Among the lines below, count those containing the word "中央大街". Give the number only.

(Records contained in a dataset)
□ □ □

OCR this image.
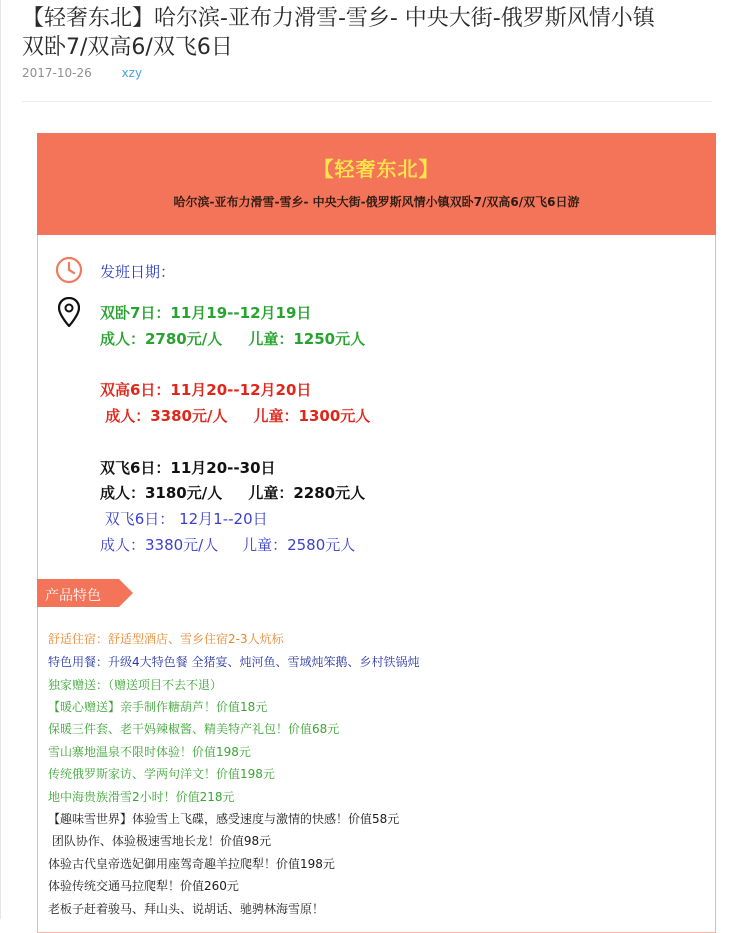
【轻奢东北】哈尔滨-亚布力滑雪-雪乡- 中央大街-俄罗斯风情小镇
双卧7/双高6/双飞6日
2017-10-26 xzy
【轻奢东北】
哈尔滨-亚布力滑雪-雪乡- 中央大街-俄罗斯风情小镇双卧7/双高6/双飞6日游
发班日期：
双卧7日：11月19--12月19日
成人：2780元/人     儿童：1250元人
双高6日：11月20--12月20日
成人：3380元/人     儿童：1300元人
双飞6日：11月20--30日
成人：3180元/人     儿童：2280元人
双飞6日： 12月1--20日
成人：3380元/人     儿童：2580元人
产品特色
舒适住宿：舒适型酒店、雪乡住宿2-3人炕标
特色用餐：升级4大特色餐 全猪宴、炖河鱼、雪域炖笨鹅、乡村铁锅炖
独家赠送：（赠送项目不去不退）
【暖心赠送】亲手制作糖葫芦！价值18元
保暖三件套、老干妈辣椒酱、精美特产礼包！价值68元
雪山寨地温泉不限时体验！价值198元
传统俄罗斯家访、学两句洋文！价值198元
地中海贵族滑雪2小时！价值218元
【趣味雪世界】体验雪上飞碟，感受速度与激情的快感！价值58元
团队协作、体验极速雪地长龙！价值98元
体验古代皇帝选妃御用座驾奇趣羊拉爬犁！价值198元
体验传统交通马拉爬犁！价值260元
老板子赶着骏马、拜山头、说胡话、驰骋林海雪原！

□ □ □

# THE SOLUTION
2